◆ **Do this**: Return each entry exactly, with none missing.

**** Supplied material ****

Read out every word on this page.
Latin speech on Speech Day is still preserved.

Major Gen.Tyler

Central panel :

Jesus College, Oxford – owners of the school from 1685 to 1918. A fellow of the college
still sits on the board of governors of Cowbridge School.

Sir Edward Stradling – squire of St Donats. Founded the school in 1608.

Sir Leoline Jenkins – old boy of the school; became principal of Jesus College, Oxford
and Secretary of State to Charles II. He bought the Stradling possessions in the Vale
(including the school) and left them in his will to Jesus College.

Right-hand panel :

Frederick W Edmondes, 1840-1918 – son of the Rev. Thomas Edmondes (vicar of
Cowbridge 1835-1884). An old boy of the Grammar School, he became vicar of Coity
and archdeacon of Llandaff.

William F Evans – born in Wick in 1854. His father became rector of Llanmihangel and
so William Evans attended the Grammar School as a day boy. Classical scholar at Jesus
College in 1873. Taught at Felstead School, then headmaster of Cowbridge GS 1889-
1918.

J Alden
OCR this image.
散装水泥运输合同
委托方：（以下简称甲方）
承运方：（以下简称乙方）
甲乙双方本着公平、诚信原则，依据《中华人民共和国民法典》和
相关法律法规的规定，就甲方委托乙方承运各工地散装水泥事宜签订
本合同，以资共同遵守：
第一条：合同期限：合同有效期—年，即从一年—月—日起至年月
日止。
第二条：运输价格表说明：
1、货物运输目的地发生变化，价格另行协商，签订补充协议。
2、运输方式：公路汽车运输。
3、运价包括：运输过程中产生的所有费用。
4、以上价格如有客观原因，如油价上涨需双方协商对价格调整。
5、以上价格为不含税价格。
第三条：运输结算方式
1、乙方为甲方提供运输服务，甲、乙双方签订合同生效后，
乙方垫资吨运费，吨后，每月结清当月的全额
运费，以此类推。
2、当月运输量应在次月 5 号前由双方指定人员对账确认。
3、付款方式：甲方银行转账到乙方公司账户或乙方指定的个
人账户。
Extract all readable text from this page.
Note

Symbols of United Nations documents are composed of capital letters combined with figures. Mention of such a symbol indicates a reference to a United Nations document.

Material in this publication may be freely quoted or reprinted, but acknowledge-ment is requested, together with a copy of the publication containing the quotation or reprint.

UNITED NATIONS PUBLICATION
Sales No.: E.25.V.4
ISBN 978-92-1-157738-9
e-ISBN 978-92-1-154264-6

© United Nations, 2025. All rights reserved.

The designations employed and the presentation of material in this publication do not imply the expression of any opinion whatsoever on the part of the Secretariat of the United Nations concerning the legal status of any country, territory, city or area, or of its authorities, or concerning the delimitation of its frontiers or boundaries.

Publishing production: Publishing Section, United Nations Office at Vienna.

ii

****

◆ **Finished task**:
Read out every word on this page.
Latin speech on Speech Day is still preserved.

Major Gen.Tyler

Central panel :

Jesus College, Oxford – owners of the school from 1685 to 1918. A fellow of the college
still sits on the board of governors of Cowbridge School.

Sir Edward Stradling – squire of St Donats. Founded the school in 1608.

Sir Leoline Jenkins – old boy of the school; became principal of Jesus College, Oxford
and Secretary of State to Charles II. He bought the Stradling possessions in the Vale
(including the school) and left them in his will to Jesus College.

Right-hand panel :

Frederick W Edmondes, 1840-1918 – son of the Rev. Thomas Edmondes (vicar of
Cowbridge 1835-1884). An old boy of the Grammar School, he became vicar of Coity
and archdeacon of Llandaff.

William F Evans – born in Wick in 1854. His father became rector of Llanmihangel and
so William Evans attended the Grammar School as a day boy. Classical scholar at Jesus
College in 1873. Taught at Felstead School, then headmaster of Cowbridge GS 1889-
1918.

J Alden
OCR this image.
散装水泥运输合同
委托方：（以下简称甲方）
承运方：（以下简称乙方）
甲乙双方本着公平、诚信原则，依据《中华人民共和国民法典》和
相关法律法规的规定，就甲方委托乙方承运各工地散装水泥事宜签订
本合同，以资共同遵守：
第一条：合同期限：合同有效期—年，即从一年—月—日起至年月
日止。
第二条：运输价格表说明：
1、货物运输目的地发生变化，价格另行协商，签订补充协议。
2、运输方式：公路汽车运输。
3、运价包括：运输过程中产生的所有费用。
4、以上价格如有客观原因，如油价上涨需双方协商对价格调整。
5、以上价格为不含税价格。
第三条：运输结算方式
1、乙方为甲方提供运输服务，甲、乙双方签订合同生效后，
乙方垫资吨运费，吨后，每月结清当月的全额
运费，以此类推。
2、当月运输量应在次月 5 号前由双方指定人员对账确认。
3、付款方式：甲方银行转账到乙方公司账户或乙方指定的个
人账户。
Extract all readable text from this page.
Note

Symbols of United Nations documents are composed of capital letters combined with figures. Mention of such a symbol indicates a reference to a United Nations document.

Material in this publication may be freely quoted or reprinted, but acknowledge-ment is requested, together with a copy of the publication containing the quotation or reprint.

UNITED NATIONS PUBLICATION
Sales No.: E.25.V.4
ISBN 978-92-1-157738-9
e-ISBN 978-92-1-154264-6

© United Nations, 2025. All rights reserved.

The designations employed and the presentation of material in this publication do not imply the expression of any opinion whatsoever on the part of the Secretariat of the United Nations concerning the legal status of any country, territory, city or area, or of its authorities, or concerning the delimitation of its frontiers or boundaries.

Publishing production: Publishing Section, United Nations Office at Vienna.

ii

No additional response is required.